* _INSTRUCTIONS FOR THE TASK_
Copy the entries word for word, from the first line through the line containing "- us-outline: [19, 141, 603, 391]".

* _EXTRACTED DATA_

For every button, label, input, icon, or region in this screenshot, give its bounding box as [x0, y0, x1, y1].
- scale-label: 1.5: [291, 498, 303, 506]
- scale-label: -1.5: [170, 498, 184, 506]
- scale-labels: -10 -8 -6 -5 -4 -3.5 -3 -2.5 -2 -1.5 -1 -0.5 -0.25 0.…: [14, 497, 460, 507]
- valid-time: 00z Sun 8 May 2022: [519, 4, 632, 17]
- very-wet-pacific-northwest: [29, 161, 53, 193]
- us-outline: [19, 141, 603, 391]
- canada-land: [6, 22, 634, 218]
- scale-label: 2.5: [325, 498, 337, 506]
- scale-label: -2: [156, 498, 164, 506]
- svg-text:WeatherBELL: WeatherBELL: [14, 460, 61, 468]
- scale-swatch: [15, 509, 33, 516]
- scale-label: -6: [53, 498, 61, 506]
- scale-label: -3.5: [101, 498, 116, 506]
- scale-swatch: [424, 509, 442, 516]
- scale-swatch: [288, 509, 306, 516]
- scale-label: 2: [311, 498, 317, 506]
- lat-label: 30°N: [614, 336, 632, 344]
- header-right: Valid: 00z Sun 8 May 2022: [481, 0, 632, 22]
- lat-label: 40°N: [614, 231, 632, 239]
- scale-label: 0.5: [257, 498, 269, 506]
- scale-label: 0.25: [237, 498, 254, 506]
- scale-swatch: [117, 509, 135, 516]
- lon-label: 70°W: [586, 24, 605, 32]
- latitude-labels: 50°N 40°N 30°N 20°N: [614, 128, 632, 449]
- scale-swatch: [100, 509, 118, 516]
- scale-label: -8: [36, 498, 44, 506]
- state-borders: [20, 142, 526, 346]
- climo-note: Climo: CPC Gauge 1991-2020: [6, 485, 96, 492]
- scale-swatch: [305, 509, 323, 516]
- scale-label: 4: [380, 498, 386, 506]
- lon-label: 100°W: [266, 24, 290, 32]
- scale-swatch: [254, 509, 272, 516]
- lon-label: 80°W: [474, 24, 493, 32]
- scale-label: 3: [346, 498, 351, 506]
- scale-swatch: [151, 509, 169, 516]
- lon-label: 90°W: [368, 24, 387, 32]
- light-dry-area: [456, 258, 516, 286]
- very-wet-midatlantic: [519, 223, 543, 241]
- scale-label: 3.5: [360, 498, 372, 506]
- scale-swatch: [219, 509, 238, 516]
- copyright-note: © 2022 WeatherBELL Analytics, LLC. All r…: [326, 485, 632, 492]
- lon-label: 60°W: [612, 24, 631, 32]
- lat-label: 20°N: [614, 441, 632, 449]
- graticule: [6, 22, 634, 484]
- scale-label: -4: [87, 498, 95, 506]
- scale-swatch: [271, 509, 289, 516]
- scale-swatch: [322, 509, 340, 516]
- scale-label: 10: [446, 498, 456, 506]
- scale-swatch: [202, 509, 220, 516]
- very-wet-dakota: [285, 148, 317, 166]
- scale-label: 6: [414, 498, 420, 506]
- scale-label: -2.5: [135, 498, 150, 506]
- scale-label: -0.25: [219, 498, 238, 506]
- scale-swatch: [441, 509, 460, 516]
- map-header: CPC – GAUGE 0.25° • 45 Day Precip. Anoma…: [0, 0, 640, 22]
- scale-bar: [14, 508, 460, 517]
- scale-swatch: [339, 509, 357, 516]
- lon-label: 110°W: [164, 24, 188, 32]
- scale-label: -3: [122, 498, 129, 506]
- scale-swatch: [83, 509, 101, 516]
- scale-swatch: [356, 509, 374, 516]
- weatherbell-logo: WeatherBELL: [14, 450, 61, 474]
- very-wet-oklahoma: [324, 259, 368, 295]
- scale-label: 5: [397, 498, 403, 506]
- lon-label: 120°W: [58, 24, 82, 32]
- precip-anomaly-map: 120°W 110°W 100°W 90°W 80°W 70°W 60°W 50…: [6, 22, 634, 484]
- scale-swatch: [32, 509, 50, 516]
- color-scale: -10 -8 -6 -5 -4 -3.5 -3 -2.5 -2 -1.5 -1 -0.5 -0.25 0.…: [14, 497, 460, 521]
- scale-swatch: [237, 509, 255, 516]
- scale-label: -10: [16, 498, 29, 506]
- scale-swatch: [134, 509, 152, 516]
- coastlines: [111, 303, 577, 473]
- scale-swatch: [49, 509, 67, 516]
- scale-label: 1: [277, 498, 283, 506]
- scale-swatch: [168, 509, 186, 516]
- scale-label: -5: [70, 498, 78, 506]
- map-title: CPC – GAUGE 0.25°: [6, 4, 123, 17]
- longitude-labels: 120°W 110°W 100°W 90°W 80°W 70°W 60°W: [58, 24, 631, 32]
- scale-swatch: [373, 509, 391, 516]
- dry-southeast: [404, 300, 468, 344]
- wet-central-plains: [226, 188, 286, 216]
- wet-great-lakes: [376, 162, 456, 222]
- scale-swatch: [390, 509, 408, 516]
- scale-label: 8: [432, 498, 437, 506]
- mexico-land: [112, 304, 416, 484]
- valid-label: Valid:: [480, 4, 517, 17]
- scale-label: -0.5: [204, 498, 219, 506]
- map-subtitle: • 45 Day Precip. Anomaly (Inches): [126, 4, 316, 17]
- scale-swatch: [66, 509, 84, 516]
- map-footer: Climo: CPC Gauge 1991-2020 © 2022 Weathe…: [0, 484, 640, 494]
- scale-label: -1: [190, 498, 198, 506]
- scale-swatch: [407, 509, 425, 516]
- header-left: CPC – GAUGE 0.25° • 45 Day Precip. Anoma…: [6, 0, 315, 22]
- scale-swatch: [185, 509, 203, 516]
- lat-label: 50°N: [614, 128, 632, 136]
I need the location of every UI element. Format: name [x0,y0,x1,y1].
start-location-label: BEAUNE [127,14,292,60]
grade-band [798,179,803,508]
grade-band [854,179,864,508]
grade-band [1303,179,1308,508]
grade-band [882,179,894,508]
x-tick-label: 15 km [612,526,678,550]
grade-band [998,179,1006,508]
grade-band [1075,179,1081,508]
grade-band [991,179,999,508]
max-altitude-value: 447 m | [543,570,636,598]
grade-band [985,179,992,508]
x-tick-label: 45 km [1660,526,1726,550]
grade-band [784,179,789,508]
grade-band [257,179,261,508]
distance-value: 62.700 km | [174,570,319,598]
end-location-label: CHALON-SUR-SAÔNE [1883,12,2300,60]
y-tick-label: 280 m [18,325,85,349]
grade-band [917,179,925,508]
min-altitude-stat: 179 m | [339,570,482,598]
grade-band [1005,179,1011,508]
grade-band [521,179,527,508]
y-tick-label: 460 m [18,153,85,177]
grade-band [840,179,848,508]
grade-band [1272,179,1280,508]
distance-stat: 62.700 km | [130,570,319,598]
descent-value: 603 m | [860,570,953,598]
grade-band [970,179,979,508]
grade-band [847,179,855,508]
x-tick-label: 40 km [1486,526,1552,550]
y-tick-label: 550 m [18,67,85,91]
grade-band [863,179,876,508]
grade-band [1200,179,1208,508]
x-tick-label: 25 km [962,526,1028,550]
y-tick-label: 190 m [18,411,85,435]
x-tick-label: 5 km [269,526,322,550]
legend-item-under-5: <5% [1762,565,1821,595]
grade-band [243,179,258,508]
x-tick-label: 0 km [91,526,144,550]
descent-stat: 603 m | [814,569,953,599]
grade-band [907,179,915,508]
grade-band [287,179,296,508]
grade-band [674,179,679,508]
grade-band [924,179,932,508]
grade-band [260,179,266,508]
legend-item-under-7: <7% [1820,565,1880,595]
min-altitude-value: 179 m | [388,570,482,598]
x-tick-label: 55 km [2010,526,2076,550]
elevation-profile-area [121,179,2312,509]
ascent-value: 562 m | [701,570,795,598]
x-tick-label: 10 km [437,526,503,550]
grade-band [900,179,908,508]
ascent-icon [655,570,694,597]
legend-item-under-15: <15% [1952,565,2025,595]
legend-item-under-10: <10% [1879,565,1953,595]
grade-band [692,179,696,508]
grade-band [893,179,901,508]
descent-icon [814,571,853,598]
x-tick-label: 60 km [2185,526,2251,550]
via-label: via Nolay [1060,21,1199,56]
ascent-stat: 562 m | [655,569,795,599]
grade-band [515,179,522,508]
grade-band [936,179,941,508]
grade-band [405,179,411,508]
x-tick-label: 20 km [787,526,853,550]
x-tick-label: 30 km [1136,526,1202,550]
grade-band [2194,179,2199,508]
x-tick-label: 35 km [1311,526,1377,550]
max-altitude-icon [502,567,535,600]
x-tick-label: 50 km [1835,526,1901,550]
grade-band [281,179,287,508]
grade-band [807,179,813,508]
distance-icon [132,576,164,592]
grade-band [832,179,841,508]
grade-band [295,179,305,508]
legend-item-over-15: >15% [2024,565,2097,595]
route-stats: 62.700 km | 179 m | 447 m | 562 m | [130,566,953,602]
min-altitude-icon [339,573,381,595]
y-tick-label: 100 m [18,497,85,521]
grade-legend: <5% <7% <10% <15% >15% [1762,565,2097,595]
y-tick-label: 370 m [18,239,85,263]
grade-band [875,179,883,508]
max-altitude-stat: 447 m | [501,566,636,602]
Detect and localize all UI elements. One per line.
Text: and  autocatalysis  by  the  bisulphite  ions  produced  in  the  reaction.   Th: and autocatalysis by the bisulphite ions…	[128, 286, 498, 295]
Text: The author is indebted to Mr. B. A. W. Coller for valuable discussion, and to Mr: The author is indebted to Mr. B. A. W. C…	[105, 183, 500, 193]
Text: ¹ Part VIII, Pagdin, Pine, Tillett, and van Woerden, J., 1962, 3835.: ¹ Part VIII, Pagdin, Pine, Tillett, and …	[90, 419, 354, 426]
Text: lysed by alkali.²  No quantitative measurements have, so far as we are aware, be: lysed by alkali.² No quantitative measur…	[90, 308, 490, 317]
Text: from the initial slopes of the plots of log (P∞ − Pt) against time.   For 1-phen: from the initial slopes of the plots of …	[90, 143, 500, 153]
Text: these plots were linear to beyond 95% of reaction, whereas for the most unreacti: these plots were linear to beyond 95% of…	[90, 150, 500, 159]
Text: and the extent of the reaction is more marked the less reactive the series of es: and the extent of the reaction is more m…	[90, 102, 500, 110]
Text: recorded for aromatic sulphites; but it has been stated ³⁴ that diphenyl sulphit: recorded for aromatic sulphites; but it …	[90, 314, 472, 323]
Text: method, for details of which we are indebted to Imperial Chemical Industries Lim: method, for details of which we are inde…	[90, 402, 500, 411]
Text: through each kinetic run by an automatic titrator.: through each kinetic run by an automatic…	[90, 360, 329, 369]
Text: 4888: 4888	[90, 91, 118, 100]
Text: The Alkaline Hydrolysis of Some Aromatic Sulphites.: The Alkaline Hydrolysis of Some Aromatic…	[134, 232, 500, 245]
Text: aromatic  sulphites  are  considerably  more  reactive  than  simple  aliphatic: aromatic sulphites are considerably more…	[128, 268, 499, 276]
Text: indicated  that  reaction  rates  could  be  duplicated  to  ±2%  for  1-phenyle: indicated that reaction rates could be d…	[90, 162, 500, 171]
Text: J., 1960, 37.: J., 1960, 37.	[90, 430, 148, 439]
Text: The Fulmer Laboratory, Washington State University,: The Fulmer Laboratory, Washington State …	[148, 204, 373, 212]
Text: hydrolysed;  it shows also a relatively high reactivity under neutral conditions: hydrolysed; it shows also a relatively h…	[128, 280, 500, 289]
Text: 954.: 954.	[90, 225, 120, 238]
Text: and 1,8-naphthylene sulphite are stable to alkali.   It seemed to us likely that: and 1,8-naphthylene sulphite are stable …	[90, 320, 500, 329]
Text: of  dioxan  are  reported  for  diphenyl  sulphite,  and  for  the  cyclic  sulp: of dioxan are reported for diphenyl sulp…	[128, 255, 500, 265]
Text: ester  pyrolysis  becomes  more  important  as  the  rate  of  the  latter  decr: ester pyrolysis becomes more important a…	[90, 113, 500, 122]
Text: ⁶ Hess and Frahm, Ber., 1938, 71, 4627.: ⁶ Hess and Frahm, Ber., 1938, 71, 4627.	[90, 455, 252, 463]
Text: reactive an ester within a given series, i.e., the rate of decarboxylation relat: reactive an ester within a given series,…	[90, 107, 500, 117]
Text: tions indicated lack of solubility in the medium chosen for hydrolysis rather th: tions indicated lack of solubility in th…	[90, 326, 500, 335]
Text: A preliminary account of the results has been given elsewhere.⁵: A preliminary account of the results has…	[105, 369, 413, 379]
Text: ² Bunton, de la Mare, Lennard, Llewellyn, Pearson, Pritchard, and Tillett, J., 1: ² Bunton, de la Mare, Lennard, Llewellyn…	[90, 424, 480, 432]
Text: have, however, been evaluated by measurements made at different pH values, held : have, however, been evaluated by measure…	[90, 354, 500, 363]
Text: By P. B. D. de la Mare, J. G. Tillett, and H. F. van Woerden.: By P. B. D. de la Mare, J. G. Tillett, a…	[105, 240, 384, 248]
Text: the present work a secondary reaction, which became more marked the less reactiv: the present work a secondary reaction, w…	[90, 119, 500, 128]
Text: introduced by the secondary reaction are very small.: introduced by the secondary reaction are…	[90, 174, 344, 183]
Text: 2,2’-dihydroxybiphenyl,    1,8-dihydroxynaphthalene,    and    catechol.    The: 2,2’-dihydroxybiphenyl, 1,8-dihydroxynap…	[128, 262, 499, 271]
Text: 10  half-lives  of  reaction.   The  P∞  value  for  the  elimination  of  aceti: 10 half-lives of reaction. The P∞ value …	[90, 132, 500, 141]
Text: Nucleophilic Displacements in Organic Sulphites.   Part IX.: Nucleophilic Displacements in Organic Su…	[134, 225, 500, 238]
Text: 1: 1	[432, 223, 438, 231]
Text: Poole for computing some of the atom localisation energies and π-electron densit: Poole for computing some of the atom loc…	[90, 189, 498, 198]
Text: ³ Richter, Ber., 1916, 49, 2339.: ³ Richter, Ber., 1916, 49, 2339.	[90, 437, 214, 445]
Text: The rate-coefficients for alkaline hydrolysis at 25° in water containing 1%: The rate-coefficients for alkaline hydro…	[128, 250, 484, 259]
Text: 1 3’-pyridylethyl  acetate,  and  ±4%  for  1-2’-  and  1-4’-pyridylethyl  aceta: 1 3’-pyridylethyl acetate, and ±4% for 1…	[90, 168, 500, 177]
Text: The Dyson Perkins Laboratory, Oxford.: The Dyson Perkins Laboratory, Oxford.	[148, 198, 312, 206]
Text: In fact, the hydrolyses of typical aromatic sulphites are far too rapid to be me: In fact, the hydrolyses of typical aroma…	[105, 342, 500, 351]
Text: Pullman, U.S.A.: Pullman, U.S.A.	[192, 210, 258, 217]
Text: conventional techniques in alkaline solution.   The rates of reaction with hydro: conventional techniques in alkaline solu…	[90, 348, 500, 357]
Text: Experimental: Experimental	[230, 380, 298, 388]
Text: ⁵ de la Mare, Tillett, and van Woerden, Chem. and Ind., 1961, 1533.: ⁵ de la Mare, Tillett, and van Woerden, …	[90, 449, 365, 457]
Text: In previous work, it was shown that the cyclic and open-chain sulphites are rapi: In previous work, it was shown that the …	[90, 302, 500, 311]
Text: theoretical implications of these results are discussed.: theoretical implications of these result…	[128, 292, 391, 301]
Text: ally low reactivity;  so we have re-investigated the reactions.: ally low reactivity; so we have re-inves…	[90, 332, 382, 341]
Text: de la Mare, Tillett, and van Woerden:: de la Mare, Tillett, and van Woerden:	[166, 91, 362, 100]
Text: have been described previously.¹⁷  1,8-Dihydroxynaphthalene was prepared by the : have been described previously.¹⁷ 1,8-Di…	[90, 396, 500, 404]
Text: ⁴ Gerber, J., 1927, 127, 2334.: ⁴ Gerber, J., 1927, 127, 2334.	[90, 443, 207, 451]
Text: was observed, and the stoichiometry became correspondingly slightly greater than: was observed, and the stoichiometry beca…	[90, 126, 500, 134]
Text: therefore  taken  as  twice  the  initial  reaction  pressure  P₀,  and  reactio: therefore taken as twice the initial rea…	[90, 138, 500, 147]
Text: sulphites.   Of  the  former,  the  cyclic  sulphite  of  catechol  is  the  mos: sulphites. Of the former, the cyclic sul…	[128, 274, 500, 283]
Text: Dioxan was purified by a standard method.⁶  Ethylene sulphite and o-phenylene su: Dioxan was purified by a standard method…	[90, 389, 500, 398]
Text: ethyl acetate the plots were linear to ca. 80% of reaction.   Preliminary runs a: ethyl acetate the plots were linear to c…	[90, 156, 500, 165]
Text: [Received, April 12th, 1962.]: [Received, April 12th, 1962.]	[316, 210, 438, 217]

* _RESULT OF THE TASK_
For every button, label, input, icon, or region in this screenshot, give its bounding box as [x0, y0, x1, y1].
- scale-label: 1.5: [291, 498, 303, 506]
- scale-label: -1.5: [170, 498, 184, 506]
- scale-labels: -10 -8 -6 -5 -4 -3.5 -3 -2.5 -2 -1.5 -1 -0.5 -0.25 0.…: [14, 497, 460, 507]
- valid-time: 00z Sun 8 May 2022: [519, 4, 632, 17]
- very-wet-pacific-northwest: [29, 161, 53, 193]
- us-outline: [19, 141, 603, 391]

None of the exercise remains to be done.